• DATA LISTING:
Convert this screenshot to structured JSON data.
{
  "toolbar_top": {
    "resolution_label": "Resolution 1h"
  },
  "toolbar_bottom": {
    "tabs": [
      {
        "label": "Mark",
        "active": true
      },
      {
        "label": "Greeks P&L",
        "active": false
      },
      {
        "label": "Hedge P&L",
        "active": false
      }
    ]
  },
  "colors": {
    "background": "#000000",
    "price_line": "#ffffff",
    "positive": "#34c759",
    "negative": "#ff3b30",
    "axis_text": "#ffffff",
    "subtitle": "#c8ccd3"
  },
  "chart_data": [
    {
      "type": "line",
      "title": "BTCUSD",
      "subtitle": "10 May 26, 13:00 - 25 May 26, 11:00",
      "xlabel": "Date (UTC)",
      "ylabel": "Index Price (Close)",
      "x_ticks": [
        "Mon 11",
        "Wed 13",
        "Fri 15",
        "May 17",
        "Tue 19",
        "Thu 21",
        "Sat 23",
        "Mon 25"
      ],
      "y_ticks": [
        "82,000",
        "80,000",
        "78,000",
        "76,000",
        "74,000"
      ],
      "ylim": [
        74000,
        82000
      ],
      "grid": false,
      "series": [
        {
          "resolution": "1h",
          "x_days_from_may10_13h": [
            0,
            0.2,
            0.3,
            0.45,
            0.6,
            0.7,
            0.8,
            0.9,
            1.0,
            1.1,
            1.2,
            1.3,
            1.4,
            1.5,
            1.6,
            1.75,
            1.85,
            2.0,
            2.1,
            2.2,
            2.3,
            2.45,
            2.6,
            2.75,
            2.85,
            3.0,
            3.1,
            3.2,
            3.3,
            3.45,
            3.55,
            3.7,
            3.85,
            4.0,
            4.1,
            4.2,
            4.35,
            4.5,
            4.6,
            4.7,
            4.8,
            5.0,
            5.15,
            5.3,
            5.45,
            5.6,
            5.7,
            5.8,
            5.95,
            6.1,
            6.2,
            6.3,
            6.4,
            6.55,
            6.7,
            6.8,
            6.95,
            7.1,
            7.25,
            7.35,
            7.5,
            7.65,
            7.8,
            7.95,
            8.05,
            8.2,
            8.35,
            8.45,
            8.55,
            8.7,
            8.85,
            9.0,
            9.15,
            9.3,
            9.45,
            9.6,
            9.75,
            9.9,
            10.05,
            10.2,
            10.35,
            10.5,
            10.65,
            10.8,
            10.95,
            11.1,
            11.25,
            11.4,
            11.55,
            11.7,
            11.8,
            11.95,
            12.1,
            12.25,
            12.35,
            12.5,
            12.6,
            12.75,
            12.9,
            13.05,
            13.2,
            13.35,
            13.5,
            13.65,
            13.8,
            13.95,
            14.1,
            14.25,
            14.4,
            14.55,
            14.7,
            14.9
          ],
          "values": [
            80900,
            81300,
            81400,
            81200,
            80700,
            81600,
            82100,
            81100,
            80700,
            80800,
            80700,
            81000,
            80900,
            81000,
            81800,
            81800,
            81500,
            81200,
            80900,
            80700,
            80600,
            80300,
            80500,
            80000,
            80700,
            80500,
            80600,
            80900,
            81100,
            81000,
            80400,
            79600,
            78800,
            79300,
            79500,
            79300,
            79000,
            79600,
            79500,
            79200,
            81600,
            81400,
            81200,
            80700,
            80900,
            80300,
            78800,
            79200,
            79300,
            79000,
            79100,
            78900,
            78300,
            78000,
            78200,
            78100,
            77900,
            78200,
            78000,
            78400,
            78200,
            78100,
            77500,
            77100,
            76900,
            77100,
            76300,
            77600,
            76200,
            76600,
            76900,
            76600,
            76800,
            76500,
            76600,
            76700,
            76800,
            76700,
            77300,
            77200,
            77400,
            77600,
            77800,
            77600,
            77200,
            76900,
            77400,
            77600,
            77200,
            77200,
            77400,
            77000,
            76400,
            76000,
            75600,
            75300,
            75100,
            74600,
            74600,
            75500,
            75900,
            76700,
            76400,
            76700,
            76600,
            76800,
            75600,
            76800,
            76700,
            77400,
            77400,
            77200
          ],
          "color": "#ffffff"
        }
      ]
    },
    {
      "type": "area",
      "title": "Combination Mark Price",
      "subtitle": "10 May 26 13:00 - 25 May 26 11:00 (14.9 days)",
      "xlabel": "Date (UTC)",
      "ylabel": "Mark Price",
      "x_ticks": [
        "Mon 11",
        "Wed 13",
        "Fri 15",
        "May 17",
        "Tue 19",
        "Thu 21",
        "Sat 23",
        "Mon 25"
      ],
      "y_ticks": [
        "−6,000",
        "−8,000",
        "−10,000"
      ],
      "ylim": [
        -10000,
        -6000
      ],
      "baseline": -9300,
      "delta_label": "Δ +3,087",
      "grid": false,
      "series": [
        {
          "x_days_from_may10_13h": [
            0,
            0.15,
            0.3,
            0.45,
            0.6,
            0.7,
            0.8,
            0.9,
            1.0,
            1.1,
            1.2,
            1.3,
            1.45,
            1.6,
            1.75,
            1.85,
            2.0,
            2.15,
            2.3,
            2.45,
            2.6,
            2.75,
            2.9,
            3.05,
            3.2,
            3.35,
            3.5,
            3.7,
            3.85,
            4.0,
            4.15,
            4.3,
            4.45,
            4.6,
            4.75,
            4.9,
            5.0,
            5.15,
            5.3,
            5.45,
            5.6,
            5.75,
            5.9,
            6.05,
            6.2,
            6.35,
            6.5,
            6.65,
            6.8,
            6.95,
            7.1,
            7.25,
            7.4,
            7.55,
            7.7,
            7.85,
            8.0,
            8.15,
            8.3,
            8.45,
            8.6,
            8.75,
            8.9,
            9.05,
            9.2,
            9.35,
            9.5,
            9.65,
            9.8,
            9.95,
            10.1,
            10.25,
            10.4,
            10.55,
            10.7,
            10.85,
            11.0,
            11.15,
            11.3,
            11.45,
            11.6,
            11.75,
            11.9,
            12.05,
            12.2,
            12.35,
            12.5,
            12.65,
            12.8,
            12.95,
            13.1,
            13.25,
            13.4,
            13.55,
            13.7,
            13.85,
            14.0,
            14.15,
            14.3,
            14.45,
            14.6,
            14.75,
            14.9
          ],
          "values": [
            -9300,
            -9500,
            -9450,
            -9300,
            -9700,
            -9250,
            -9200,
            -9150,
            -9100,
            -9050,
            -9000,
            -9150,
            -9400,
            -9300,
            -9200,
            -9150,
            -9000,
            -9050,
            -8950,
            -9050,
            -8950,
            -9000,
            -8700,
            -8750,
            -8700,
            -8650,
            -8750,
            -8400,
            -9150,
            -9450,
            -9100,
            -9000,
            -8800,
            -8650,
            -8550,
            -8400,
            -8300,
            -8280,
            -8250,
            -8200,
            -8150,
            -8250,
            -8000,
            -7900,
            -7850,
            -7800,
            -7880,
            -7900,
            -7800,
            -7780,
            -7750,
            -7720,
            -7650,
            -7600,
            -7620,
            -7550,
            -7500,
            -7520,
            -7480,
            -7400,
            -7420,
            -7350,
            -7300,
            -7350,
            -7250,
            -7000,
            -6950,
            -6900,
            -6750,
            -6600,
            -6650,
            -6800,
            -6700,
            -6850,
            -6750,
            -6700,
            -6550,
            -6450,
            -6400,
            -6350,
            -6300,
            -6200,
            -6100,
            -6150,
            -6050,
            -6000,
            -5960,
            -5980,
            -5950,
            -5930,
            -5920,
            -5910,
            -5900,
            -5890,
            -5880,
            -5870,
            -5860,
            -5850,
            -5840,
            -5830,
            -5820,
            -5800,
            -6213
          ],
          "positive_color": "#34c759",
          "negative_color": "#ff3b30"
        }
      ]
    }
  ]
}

• EXERCISE DETAILS:
From the records above, pull out each line that has "Mark".

• COMPLETED EXERCISE:
        "label": "Mark",
      "title": "Combination Mark Price",
      "ylabel": "Mark Price",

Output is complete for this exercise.